* **Request**
Please pick out each line below that contains the string "legend", and copy every one of them in full.

BEGIN Material for this exercise

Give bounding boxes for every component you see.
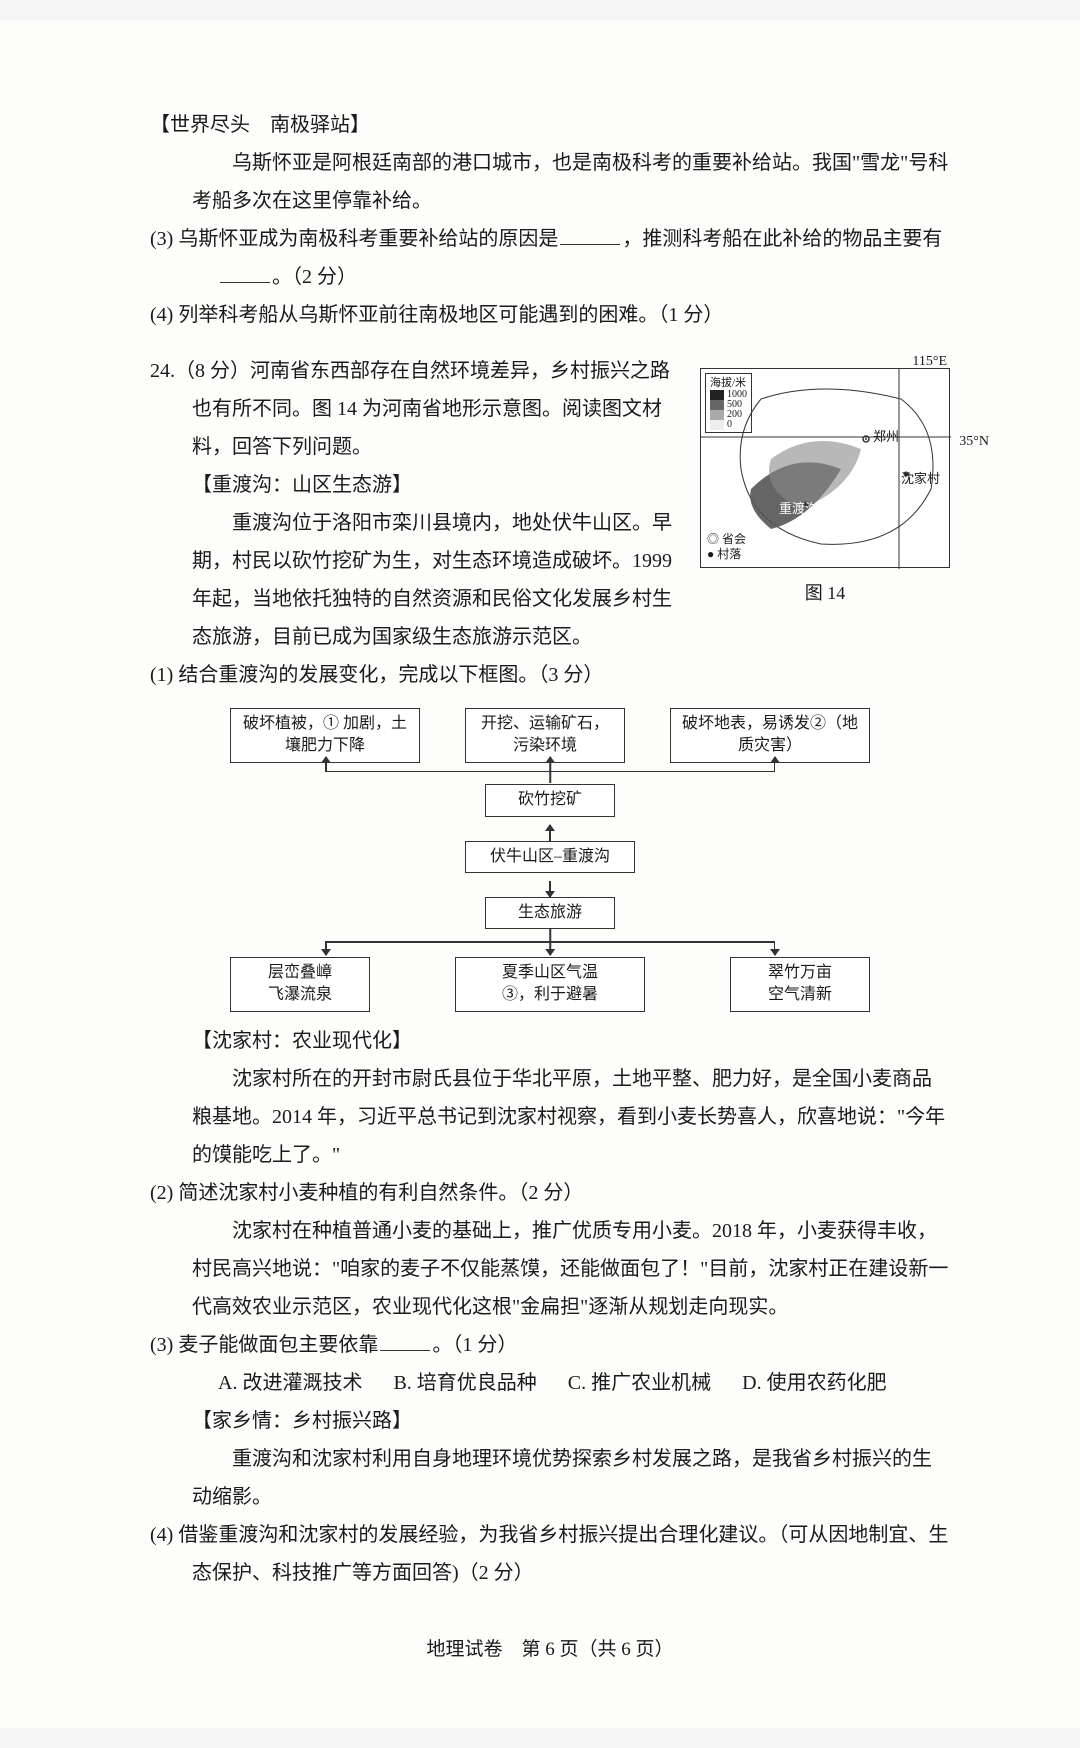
sub2-title: 【沈家村：农业现代化】 — [150, 1022, 950, 1060]
flow-mid3: 生态旅游 — [485, 897, 615, 929]
exam-page: 【世界尽头 南极驿站】 乌斯怀亚是阿根廷南部的港口城市，也是南极科考的重要补给站… — [0, 20, 1080, 1728]
legend-village: ● 村落 — [707, 547, 746, 563]
map-legend: ◎ 省会 ● 村落 — [707, 532, 746, 563]
sub3-para: 重渡沟和沈家村利用自身地理环境优势探索乡村发展之路，是我省乡村振兴的生动缩影。 — [150, 1440, 950, 1516]
map-figure: 115°E 35°N 海拔/米 1000 — [700, 352, 950, 694]
blank-bread[interactable] — [380, 1331, 430, 1351]
q3-part-a: (3) 乌斯怀亚成为南极科考重要补给站的原因是 — [150, 228, 558, 250]
city-chongdu: 重渡沟 — [779, 497, 818, 522]
flow-top3: 破坏地表，易诱发②（地质灾害） — [670, 708, 870, 763]
sub2-para1: 沈家村所在的开封市尉氏县位于华北平原，土地平整、肥力好，是全国小麦商品粮基地。2… — [150, 1060, 950, 1174]
choice-c[interactable]: C. 推广农业机械 — [568, 1364, 711, 1402]
arrow-down — [549, 881, 551, 897]
flow-bot2: 夏季山区气温 ③，利于避暑 — [455, 957, 645, 1012]
city-zhengzhou: 郑州 — [873, 425, 899, 450]
map-caption: 图 14 — [700, 576, 950, 610]
question-24: 24.（8 分）河南省东西部存在自然环境差异，乡村振兴之路也有所不同。图 14 … — [150, 352, 950, 1592]
flow-top2-text: 开挖、运输矿石，污染环境 — [481, 715, 609, 754]
blank-reason[interactable] — [560, 225, 620, 245]
sub1-title: 【重渡沟：山区生态游】 — [150, 466, 684, 504]
intro-text: 乌斯怀亚是阿根廷南部的港口城市，也是南极科考的重要补给站。我国"雪龙"号科考船多… — [150, 144, 950, 220]
flowchart: 破坏植被，① 加剧，土壤肥力下降 开挖、运输矿石，污染环境 破坏地表，易诱发②（… — [230, 708, 870, 1012]
flow-mid2: 伏牛山区–重渡沟 — [465, 841, 635, 873]
arrow-up — [549, 825, 551, 841]
map-box: 115°E 35°N 海拔/米 1000 — [700, 368, 950, 568]
q24-q3: (3) 麦子能做面包主要依靠 。（1 分） — [150, 1326, 950, 1364]
q24-q2: (2) 简述沈家村小麦种植的有利自然条件。（2 分） — [150, 1174, 950, 1212]
flow-top3-text: 破坏地表，易诱发②（地质灾害） — [682, 715, 858, 754]
flow-top2: 开挖、运输矿石，污染环境 — [465, 708, 625, 763]
q24-header: 24.（8 分）河南省东西部存在自然环境差异，乡村振兴之路也有所不同。图 14 … — [150, 352, 684, 466]
legend-capital: ◎ 省会 — [707, 532, 746, 548]
sub1-para: 重渡沟位于洛阳市栾川县境内，地处伏牛山区。早期，村民以砍竹挖矿为生，对生态环境造… — [150, 504, 684, 656]
blank-supplies[interactable] — [220, 263, 270, 283]
flow-bot1: 层峦叠嶂 飞瀑流泉 — [230, 957, 370, 1012]
city-shenjia: 沈家村 — [901, 467, 940, 492]
page-footer: 地理试卷 第 6 页（共 6 页） — [150, 1632, 950, 1668]
map-lat-label: 35°N — [959, 429, 989, 456]
sub3-title: 【家乡情：乡村振兴路】 — [150, 1402, 950, 1440]
choice-a[interactable]: A. 改进灌溉技术 — [218, 1364, 362, 1402]
flow-top1: 破坏植被，① 加剧，土壤肥力下降 — [230, 708, 420, 763]
sub2-para2: 沈家村在种植普通小麦的基础上，推广优质专用小麦。2018 年，小麦获得丰收，村民… — [150, 1212, 950, 1326]
q3-text-b: 。（1 分） — [432, 1334, 517, 1356]
flow-top1-text: 破坏植被，① 加剧，土壤肥力下降 — [243, 715, 407, 754]
choice-b[interactable]: B. 培育优良品种 — [393, 1364, 536, 1402]
question-4: (4) 列举科考船从乌斯怀亚前往南极地区可能遇到的困难。（1 分） — [150, 296, 950, 334]
question-3: (3) 乌斯怀亚成为南极科考重要补给站的原因是 ，推测科考船在此补给的物品主要有 — [150, 220, 950, 258]
q24-q4: (4) 借鉴重渡沟和沈家村的发展经验，为我省乡村振兴提出合理化建议。（可从因地制… — [150, 1516, 950, 1592]
section-antarctic: 【世界尽头 南极驿站】 乌斯怀亚是阿根廷南部的港口城市，也是南极科考的重要补给站… — [150, 106, 950, 334]
q24-q1: (1) 结合重渡沟的发展变化，完成以下框图。（3 分） — [150, 656, 684, 694]
question-3-cont: 。（2 分） — [150, 258, 950, 296]
choices-row: A. 改进灌溉技术 B. 培育优良品种 C. 推广农业机械 D. 使用农药化肥 — [150, 1364, 950, 1402]
flow-bot3: 翠竹万亩 空气清新 — [730, 957, 870, 1012]
choice-d[interactable]: D. 使用农药化肥 — [742, 1364, 886, 1402]
section-title: 【世界尽头 南极驿站】 — [150, 106, 950, 144]
flow-mid1: 砍竹挖矿 — [485, 784, 615, 816]
q3-part-c: 。（2 分） — [272, 266, 357, 288]
q3-text-a: (3) 麦子能做面包主要依靠 — [150, 1334, 378, 1356]
q3-part-b: ，推测科考船在此补给的物品主要有 — [622, 228, 942, 250]
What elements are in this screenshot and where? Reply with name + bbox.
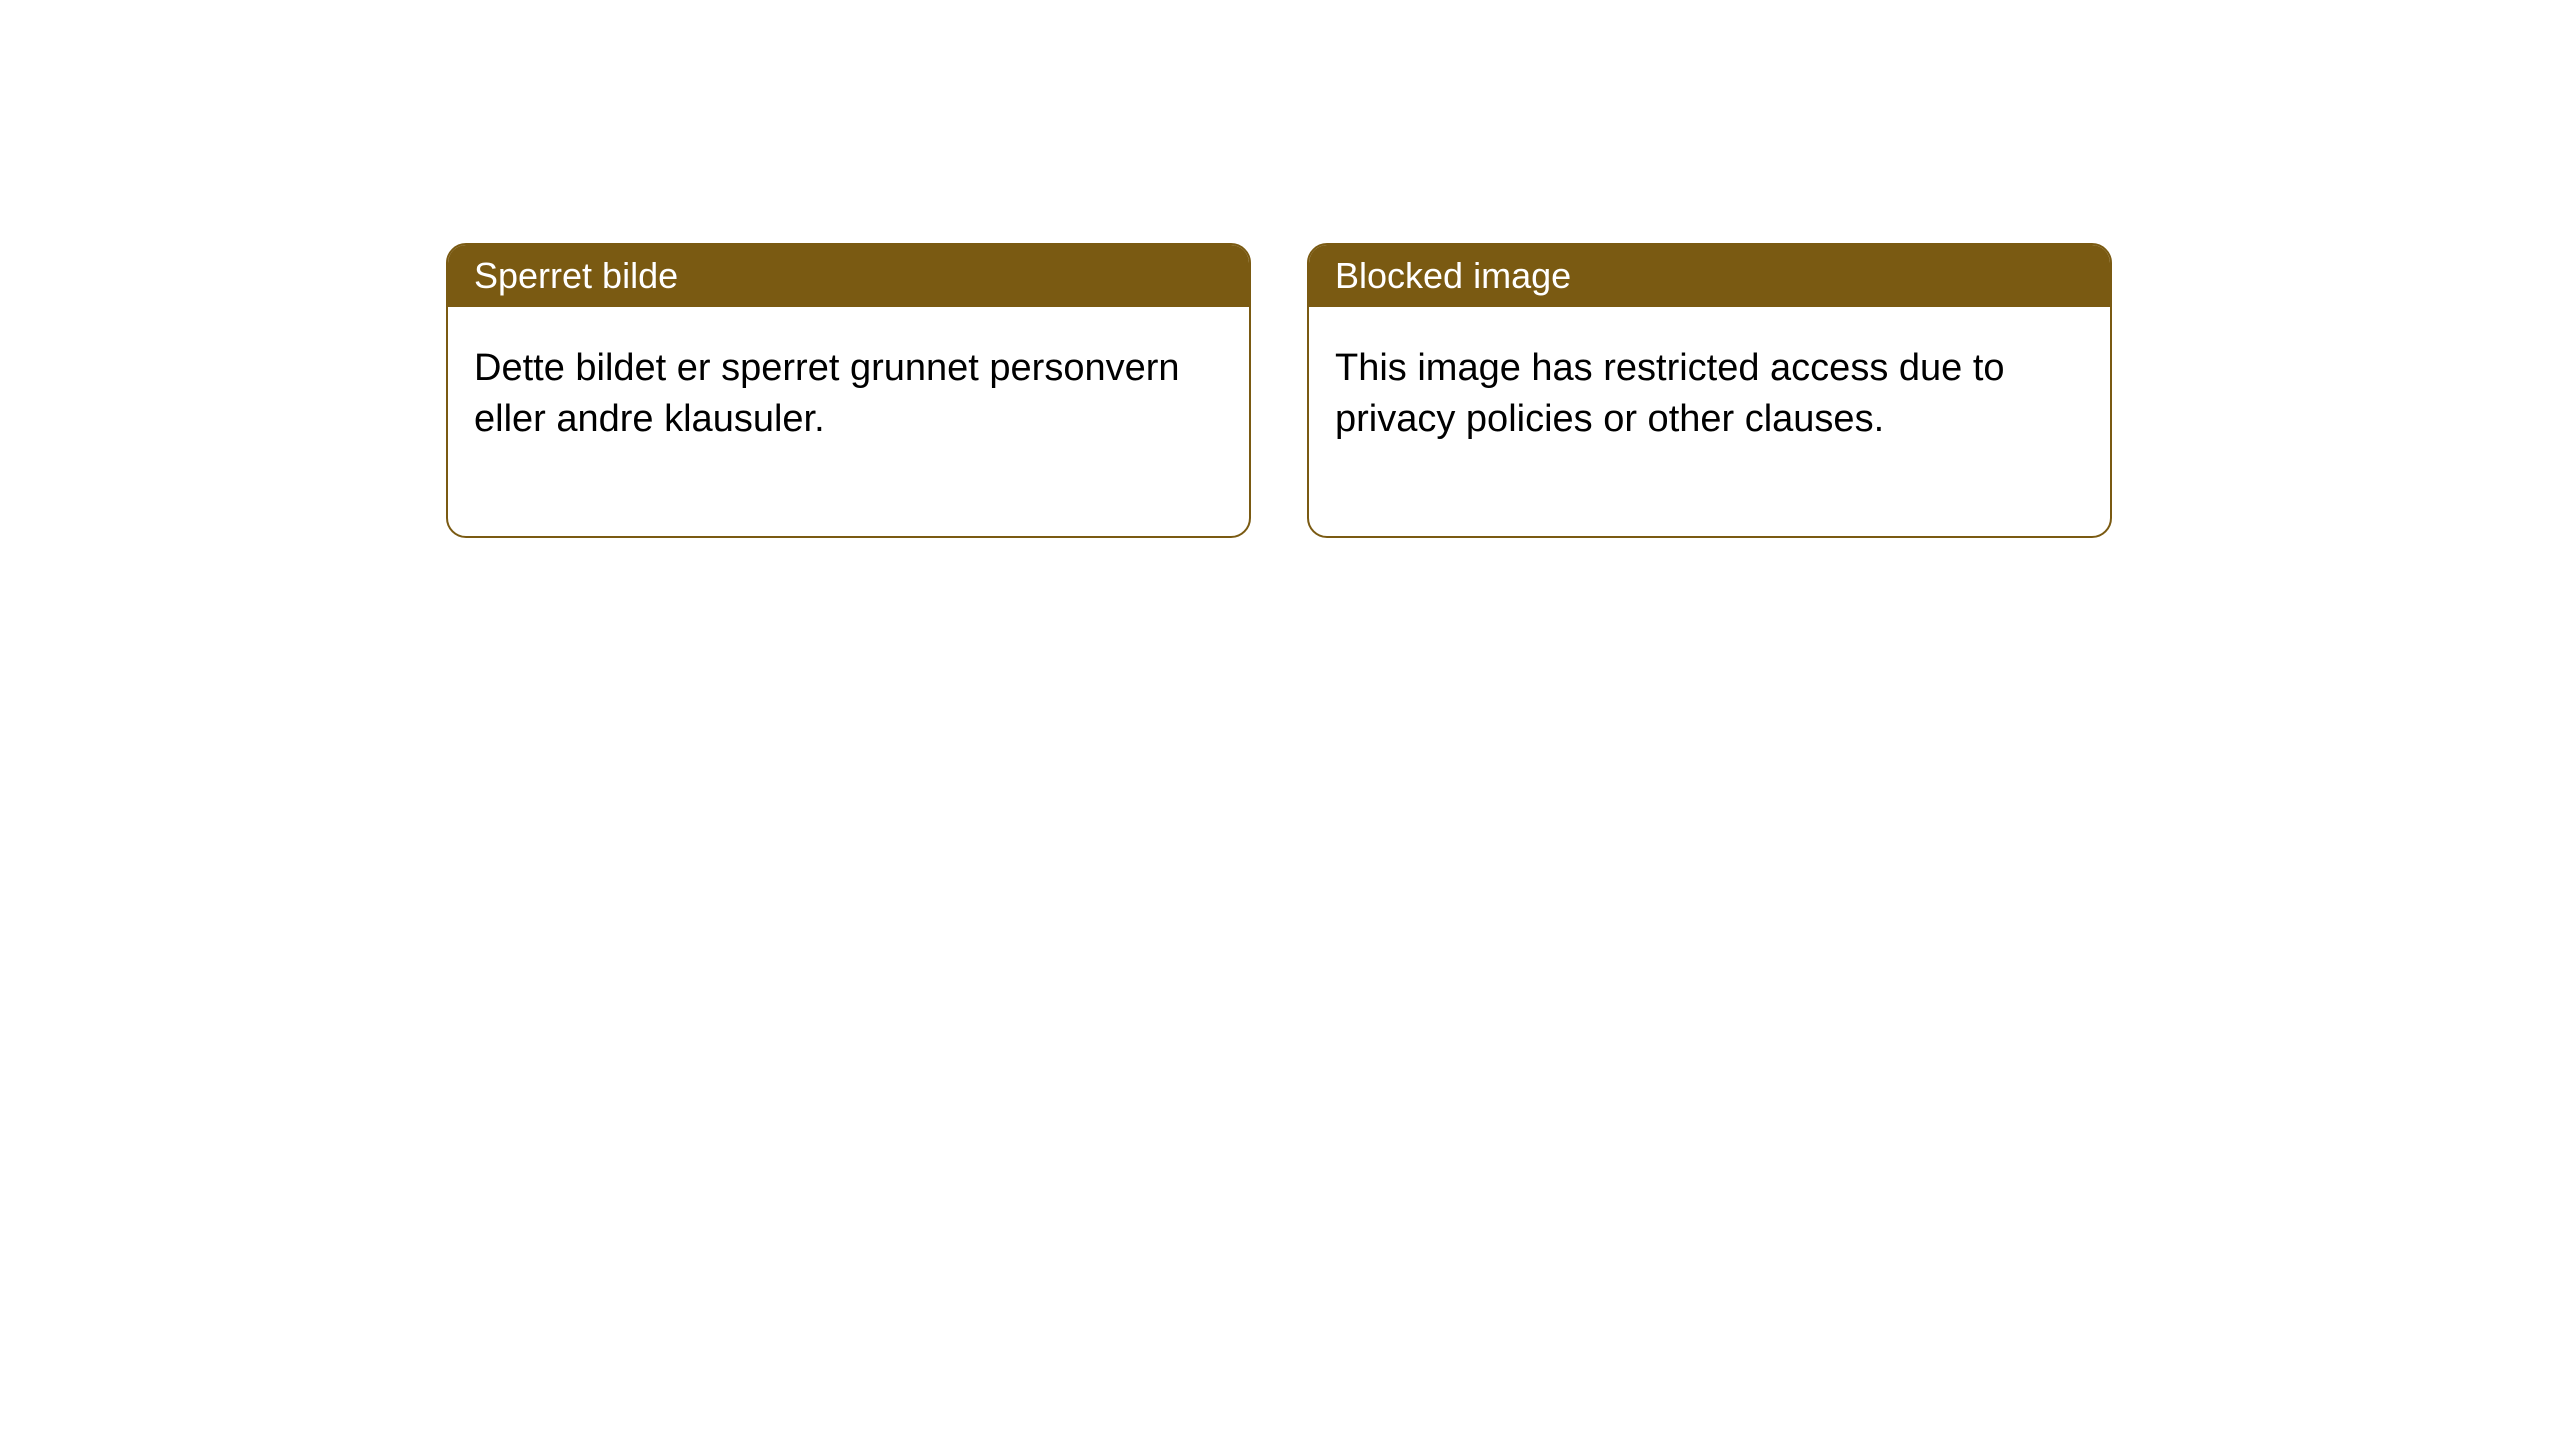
notice-body-norwegian: Dette bildet er sperret grunnet personve… <box>448 307 1249 536</box>
notice-container: Sperret bilde Dette bildet er sperret gr… <box>0 0 2560 538</box>
notice-card-norwegian: Sperret bilde Dette bildet er sperret gr… <box>446 243 1251 538</box>
notice-title-norwegian: Sperret bilde <box>448 245 1249 307</box>
notice-title-english: Blocked image <box>1309 245 2110 307</box>
notice-body-english: This image has restricted access due to … <box>1309 307 2110 536</box>
notice-card-english: Blocked image This image has restricted … <box>1307 243 2112 538</box>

END Material for this exercise

* **Task result**
legend-village: ● 村落 — [707, 547, 746, 563]
map-legend: ◎ 省会 ● 村落 — [707, 532, 746, 563]
legend-capital: ◎ 省会 — [707, 532, 746, 548]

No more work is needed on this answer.